Source data:
==========

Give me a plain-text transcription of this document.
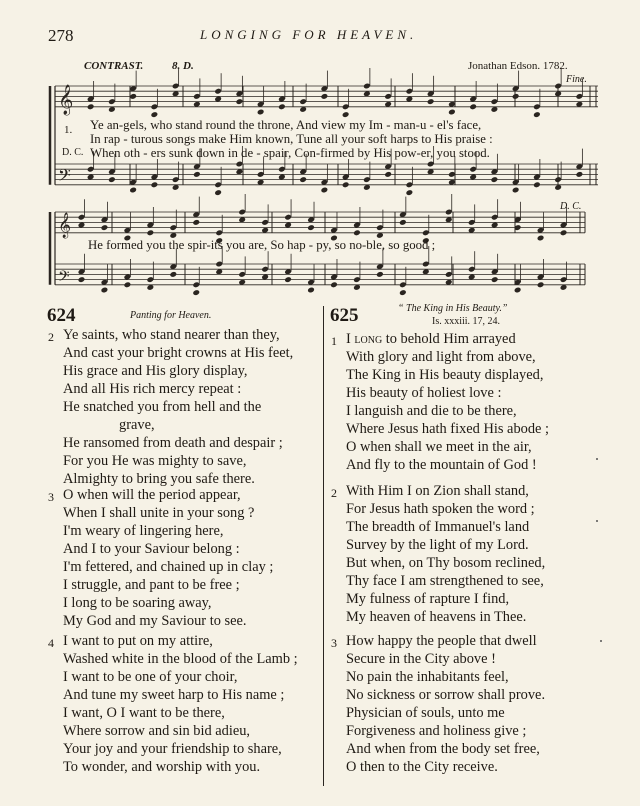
278	LONGING FOR HEAVEN.
CONTRAST.	8. D.	Jonathan Edson. 1782.
Fine.
D. C.
𝄞
𝄢
𝄞
𝄢
1.
D. C.
Ye an-gels, who stand round the throne, And view my Im - man-u - el's face,
In rap - turous songs make Him known, Tune all your soft harps to His praise :
When oth - ers sunk down in de - spair, Con-firmed by His pow-er, you stood.
He formed you the spir-its you are, So hap - py, so no-ble, so good ;
624	Panting for Heaven.
2 Ye saints, who stand nearer than they,
And cast your bright crowns at His feet,
His grace and His glory display,
And all His rich mercy repeat :
He snatched you from hell and the
grave,
He ransomed from death and despair ;
For you He was mighty to save,
Almighty to bring you safe there.
3 O when will the period appear,
When I shall unite in your song ?
I'm weary of lingering here,
And I to your Saviour belong :
I'm fettered, and chained up in clay ;
I struggle, and pant to be free ;
I long to be soaring away,
My God and my Saviour to see.
4 I want to put on my attire,
Washed white in the blood of the Lamb ;
I want to be one of your choir,
And tune my sweet harp to His name ;
I want, O I want to be there,
Where sorrow and sin bid adieu,
Your joy and your friendship to share,
To wonder, and worship with you.
625	“ The King in His Beauty.”
Is. xxxiii. 17, 24.
1 I long to behold Him arrayed
With glory and light from above,
The King in His beauty displayed,
His beauty of holiest love :
I languish and die to be there,
Where Jesus hath fixed His abode ;
O when shall we meet in the air,
And fly to the mountain of God !
2 With Him I on Zion shall stand,
For Jesus hath spoken the word ;
The breadth of Immanuel's land
Survey by the light of my Lord.
But when, on Thy bosom reclined,
Thy face I am strengthened to see,
My fulness of rapture I find,
My heaven of heavens in Thee.
3 How happy the people that dwell
Secure in the City above !
No pain the inhabitants feel,
No sickness or sorrow shall prove.
Physician of souls, unto me
Forgiveness and holiness give ;
And when from the body set free,
O then to the City receive.
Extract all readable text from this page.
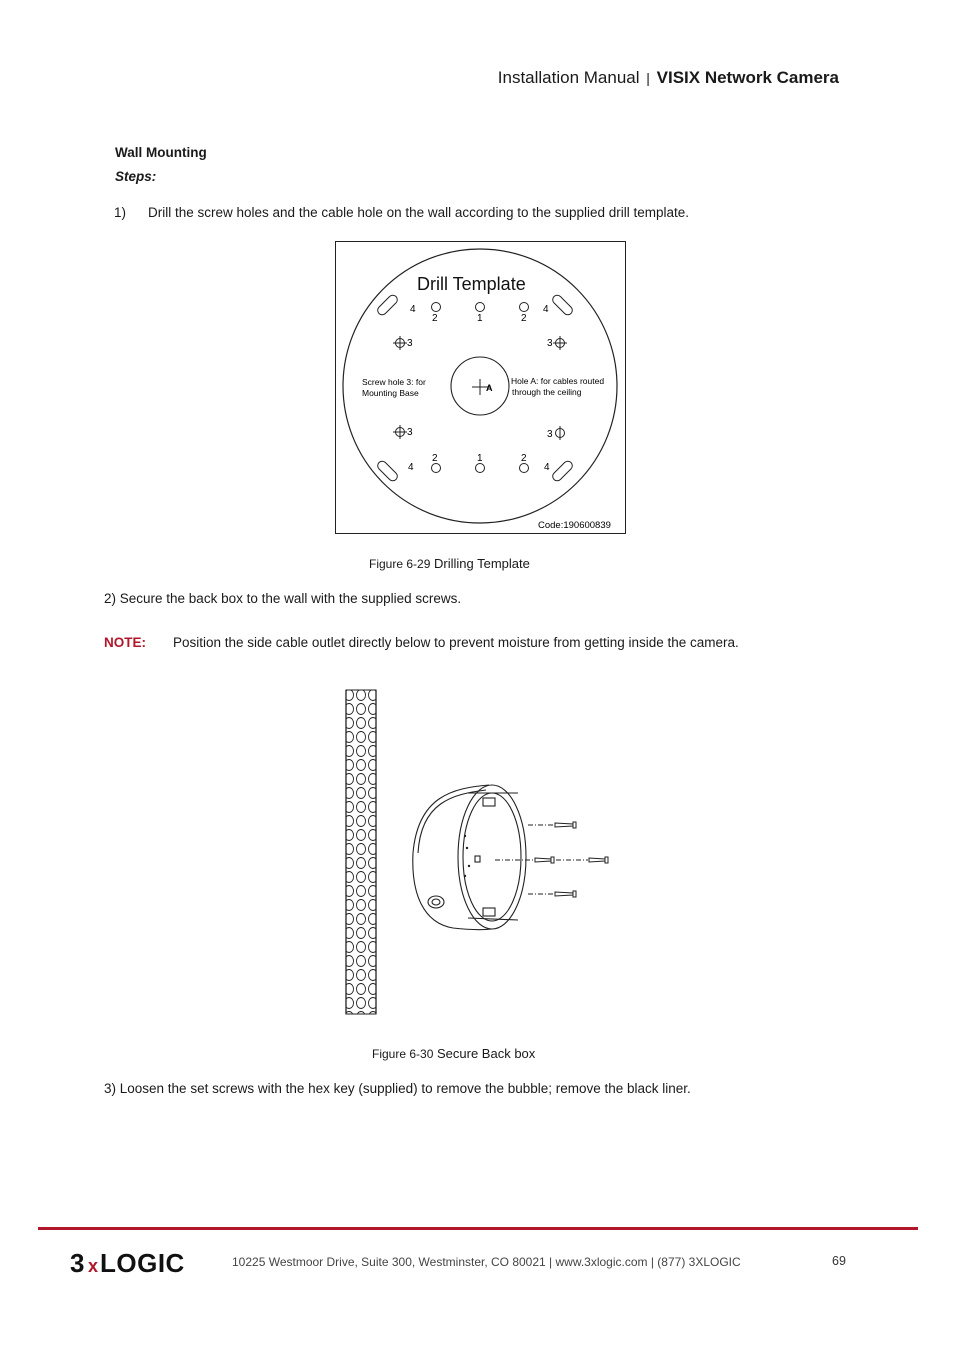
Installation Manual | VISIX Network Camera
Wall Mounting
Steps:
1) Drill the screw holes and the cable hole on the wall according to the supplied drill template.
Drill Template
4	4
4	4
2	1	2
2	1	2
3	3
3	3
A
Screw hole 3: for
Mounting Base
Hole A: for cables routed
through the ceiling
Code:190600839
Figure 6-29 Drilling Template
2) Secure the back box to the wall with the supplied screws.
NOTE: Position the side cable outlet directly below to prevent moisture from getting inside the camera.
Figure 6-30 Secure Back box
3) Loosen the set screws with the hex key (supplied) to remove the bubble; remove the black liner.
3 x LOGIC	10225 Westmoor Drive, Suite 300, Westminster, CO 80021 | www.3xlogic.com | (877) 3XLOGIC	69
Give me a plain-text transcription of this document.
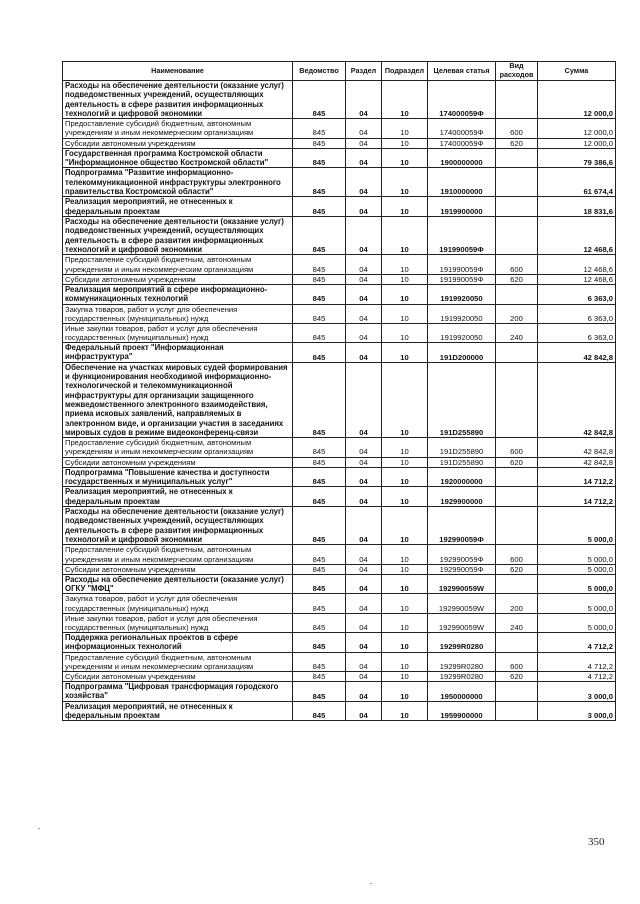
Наименование	Ведомство	Раздел	Подраздел	Целевая статья	Вид расходов	Сумма
Расходы на обеспечение деятельности (оказание услуг) подведомственных учреждений, осуществляющих деятельность в сфере развития информационных технологий и цифровой экономики	845	04	10	174000059Ф		12 000,0
Предоставление субсидий бюджетным, автономным учреждениям и иным некоммерческим организациям	845	04	10	174000059Ф	600	12 000,0
Субсидии автономным учреждениям	845	04	10	174000059Ф	620	12 000,0
Государственная программа Костромской области "Информационное общество Костромской области"	845	04	10	1900000000		79 386,6
Подпрограмма "Развитие информационно-телекоммуникационной инфраструктуры электронного правительства Костромской области"	845	04	10	1910000000		61 674,4
Реализация мероприятий, не отнесенных к федеральным проектам	845	04	10	1919900000		18 831,6
Расходы на обеспечение деятельности (оказание услуг) подведомственных учреждений, осуществляющих деятельность в сфере развития информационных технологий и цифровой экономики	845	04	10	191990059Ф		12 468,6
Предоставление субсидий бюджетным, автономным учреждениям и иным некоммерческим организациям	845	04	10	191990059Ф	600	12 468,6
Субсидии автономным учреждениям	845	04	10	191990059Ф	620	12 468,6
Реализация мероприятий в сфере информационно-коммуникационных технологий	845	04	10	1919920050		6 363,0
Закупка товаров, работ и услуг для обеспечения государственных (муниципальных) нужд	845	04	10	1919920050	200	6 363,0
Иные закупки товаров, работ и услуг для обеспечения государственных (муниципальных) нужд	845	04	10	1919920050	240	6 363,0
Федеральный проект "Информационная инфраструктура"	845	04	10	191D200000		42 842,8
Обеспечение на участках мировых судей формирования и функционирования необходимой информационно-технологической и телекоммуникационной инфраструктуры для организации защищенного межведомственного электронного взаимодействия, приема исковых заявлений, направляемых в электронном виде, и организации участия в заседаниях мировых судов в режиме видеоконференц-связи	845	04	10	191D255890		42 842,8
Предоставление субсидий бюджетным, автономным учреждениям и иным некоммерческим организациям	845	04	10	191D255890	600	42 842,8
Субсидии автономным учреждениям	845	04	10	191D255890	620	42 842,8
Подпрограмма "Повышение качества и доступности государственных и муниципальных услуг"	845	04	10	1920000000		14 712,2
Реализация мероприятий, не отнесенных к федеральным проектам	845	04	10	1929900000		14 712,2
Расходы на обеспечение деятельности (оказание услуг) подведомственных учреждений, осуществляющих деятельность в сфере развития информационных технологий и цифровой экономики	845	04	10	192990059Ф		5 000,0
Предоставление субсидий бюджетным, автономным учреждениям и иным некоммерческим организациям	845	04	10	192990059Ф	600	5 000,0
Субсидии автономным учреждениям	845	04	10	192990059Ф	620	5 000,0
Расходы на обеспечение деятельности (оказание услуг) ОГКУ "МФЦ"	845	04	10	192990059W		5 000,0
Закупка товаров, работ и услуг для обеспечения государственных (муниципальных) нужд	845	04	10	192990059W	200	5 000,0
Иные закупки товаров, работ и услуг для обеспечения государственных (муниципальных) нужд	845	04	10	192990059W	240	5 000,0
Поддержка региональных проектов в сфере информационных технологий	845	04	10	19299R0280		4 712,2
Предоставление субсидий бюджетным, автономным учреждениям и иным некоммерческим организациям	845	04	10	19299R0280	600	4 712,2
Субсидии автономным учреждениям	845	04	10	19299R0280	620	4 712,2
Подпрограмма "Цифровая трансформация городского хозяйства"	845	04	10	1950000000		3 000,0
Реализация мероприятий, не отнесенных к федеральным проектам	845	04	10	1959900000		3 000,0
350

==========

Set exercise: Omit the pictures and restate the rest of the records verbatim.

Exercise output:
Give me a plain-text transcription of this document.
278	LONGING FOR HEAVEN.
CONTRAST.	8. D.	Jonathan Edson. 1782.
Fine.
D. C.
𝄞
𝄢
𝄞
𝄢
1.
D. C.
Ye an-gels, who stand round the throne, And view my Im - man-u - el's face,
In rap - turous songs make Him known, Tune all your soft harps to His praise :
When oth - ers sunk down in de - spair, Con-firmed by His pow-er, you stood.
He formed you the spir-its you are, So hap - py, so no-ble, so good ;
624	Panting for Heaven.
2 Ye saints, who stand nearer than they,
And cast your bright crowns at His feet,
His grace and His glory display,
And all His rich mercy repeat :
He snatched you from hell and the
grave,
He ransomed from death and despair ;
For you He was mighty to save,
Almighty to bring you safe there.
3 O when will the period appear,
When I shall unite in your song ?
I'm weary of lingering here,
And I to your Saviour belong :
I'm fettered, and chained up in clay ;
I struggle, and pant to be free ;
I long to be soaring away,
My God and my Saviour to see.
4 I want to put on my attire,
Washed white in the blood of the Lamb ;
I want to be one of your choir,
And tune my sweet harp to His name ;
I want, O I want to be there,
Where sorrow and sin bid adieu,
Your joy and your friendship to share,
To wonder, and worship with you.
625	“ The King in His Beauty.”
Is. xxxiii. 17, 24.
1 I long to behold Him arrayed
With glory and light from above,
The King in His beauty displayed,
His beauty of holiest love :
I languish and die to be there,
Where Jesus hath fixed His abode ;
O when shall we meet in the air,
And fly to the mountain of God !
2 With Him I on Zion shall stand,
For Jesus hath spoken the word ;
The breadth of Immanuel's land
Survey by the light of my Lord.
But when, on Thy bosom reclined,
Thy face I am strengthened to see,
My fulness of rapture I find,
My heaven of heavens in Thee.
3 How happy the people that dwell
Secure in the City above !
No pain the inhabitants feel,
No sickness or sorrow shall prove.
Physician of souls, unto me
Forgiveness and holiness give ;
And when from the body set free,
O then to the City receive.
Extract all readable text from this page.
Installation Manual | VISIX Network Camera
Wall Mounting
Steps:
1) Drill the screw holes and the cable hole on the wall according to the supplied drill template.
Drill Template
4	4
4	4
2	1	2
2	1	2
3	3
3	3
A
Screw hole 3: for
Mounting Base
Hole A: for cables routed
through the ceiling
Code:190600839
Figure 6-29 Drilling Template
2) Secure the back box to the wall with the supplied screws.
NOTE: Position the side cable outlet directly below to prevent moisture from getting inside the camera.
Figure 6-30 Secure Back box
3) Loosen the set screws with the hex key (supplied) to remove the bubble; remove the black liner.
3 x LOGIC	10225 Westmoor Drive, Suite 300, Westminster, CO 80021 | www.3xlogic.com | (877) 3XLOGIC	69
Give me a plain-text transcription of this document.
Наименование	Ведомство	Раздел	Подраздел	Целевая статья	Вид расходов	Сумма
Расходы на обеспечение деятельности (оказание услуг) подведомственных учреждений, осуществляющих деятельность в сфере развития информационных технологий и цифровой экономики	845	04	10	174000059Ф		12 000,0
Предоставление субсидий бюджетным, автономным учреждениям и иным некоммерческим организациям	845	04	10	174000059Ф	600	12 000,0
Субсидии автономным учреждениям	845	04	10	174000059Ф	620	12 000,0
Государственная программа Костромской области "Информационное общество Костромской области"	845	04	10	1900000000		79 386,6
Подпрограмма "Развитие информационно-телекоммуникационной инфраструктуры электронного правительства Костромской области"	845	04	10	1910000000		61 674,4
Реализация мероприятий, не отнесенных к федеральным проектам	845	04	10	1919900000		18 831,6
Расходы на обеспечение деятельности (оказание услуг) подведомственных учреждений, осуществляющих деятельность в сфере развития информационных технологий и цифровой экономики	845	04	10	191990059Ф		12 468,6
Предоставление субсидий бюджетным, автономным учреждениям и иным некоммерческим организациям	845	04	10	191990059Ф	600	12 468,6
Субсидии автономным учреждениям	845	04	10	191990059Ф	620	12 468,6
Реализация мероприятий в сфере информационно-коммуникационных технологий	845	04	10	1919920050		6 363,0
Закупка товаров, работ и услуг для обеспечения государственных (муниципальных) нужд	845	04	10	1919920050	200	6 363,0
Иные закупки товаров, работ и услуг для обеспечения государственных (муниципальных) нужд	845	04	10	1919920050	240	6 363,0
Федеральный проект "Информационная инфраструктура"	845	04	10	191D200000		42 842,8
Обеспечение на участках мировых судей формирования и функционирования необходимой информационно-технологической и телекоммуникационной инфраструктуры для организации защищенного межведомственного электронного взаимодействия, приема исковых заявлений, направляемых в электронном виде, и организации участия в заседаниях мировых судов в режиме видеоконференц-связи	845	04	10	191D255890		42 842,8
Предоставление субсидий бюджетным, автономным учреждениям и иным некоммерческим организациям	845	04	10	191D255890	600	42 842,8
Субсидии автономным учреждениям	845	04	10	191D255890	620	42 842,8
Подпрограмма "Повышение качества и доступности государственных и муниципальных услуг"	845	04	10	1920000000		14 712,2
Реализация мероприятий, не отнесенных к федеральным проектам	845	04	10	1929900000		14 712,2
Расходы на обеспечение деятельности (оказание услуг) подведомственных учреждений, осуществляющих деятельность в сфере развития информационных технологий и цифровой экономики	845	04	10	192990059Ф		5 000,0
Предоставление субсидий бюджетным, автономным учреждениям и иным некоммерческим организациям	845	04	10	192990059Ф	600	5 000,0
Субсидии автономным учреждениям	845	04	10	192990059Ф	620	5 000,0
Расходы на обеспечение деятельности (оказание услуг) ОГКУ "МФЦ"	845	04	10	192990059W		5 000,0
Закупка товаров, работ и услуг для обеспечения государственных (муниципальных) нужд	845	04	10	192990059W	200	5 000,0
Иные закупки товаров, работ и услуг для обеспечения государственных (муниципальных) нужд	845	04	10	192990059W	240	5 000,0
Поддержка региональных проектов в сфере информационных технологий	845	04	10	19299R0280		4 712,2
Предоставление субсидий бюджетным, автономным учреждениям и иным некоммерческим организациям	845	04	10	19299R0280	600	4 712,2
Субсидии автономным учреждениям	845	04	10	19299R0280	620	4 712,2
Подпрограмма "Цифровая трансформация городского хозяйства"	845	04	10	1950000000		3 000,0
Реализация мероприятий, не отнесенных к федеральным проектам	845	04	10	1959900000		3 000,0
350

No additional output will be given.